- **Your goal**:
Identify the lines bearing the string "fruits" and gather them.

- **Record extracts**:
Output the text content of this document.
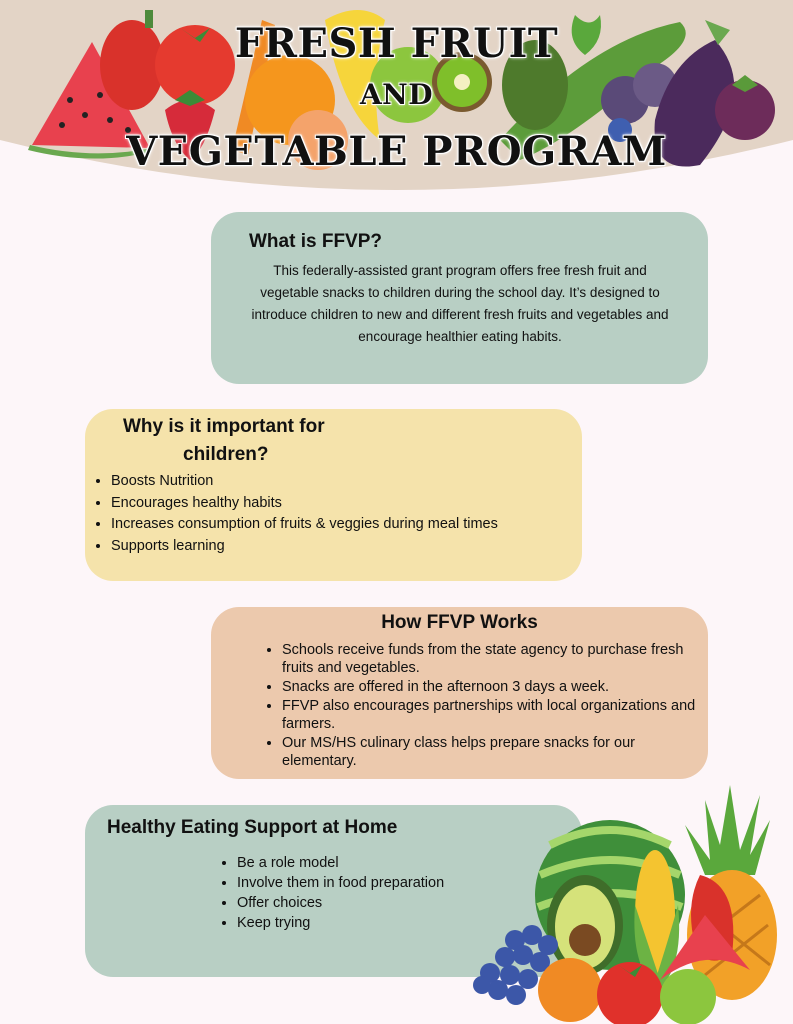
FRESH FRUIT
AND
VEGETABLE PROGRAM
What is FFVP?

This federally-assisted grant program offers free fresh fruit and vegetable snacks to children during the school day. It’s designed to introduce children to new and different fresh fruits and vegetables and encourage healthier eating habits.

Why is it important for
children?
• Boosts Nutrition
• Encourages healthy habits
• Increases consumption of fruits & veggies during meal times
• Supports learning
How FFVP Works
• Schools receive funds from the state agency to purchase fresh fruits and vegetables.
• Snacks are offered in the afternoon 3 days a week.
• FFVP also encourages partnerships with local organizations and farmers.
• Our MS/HS culinary class helps prepare snacks for our elementary.
Healthy Eating Support at Home
• Be a role model
• Involve them in food preparation
• Offer choices
• Keep trying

- **Result for this task**:
This federally-assisted grant program offers free fresh fruit and vegetable snacks to children during the school day. It’s designed to introduce children to new and different fresh fruits and vegetables and encourage healthier eating habits.
• Increases consumption of fruits & veggies during meal times
• Schools receive funds from the state agency to purchase fresh fruits and vegetables.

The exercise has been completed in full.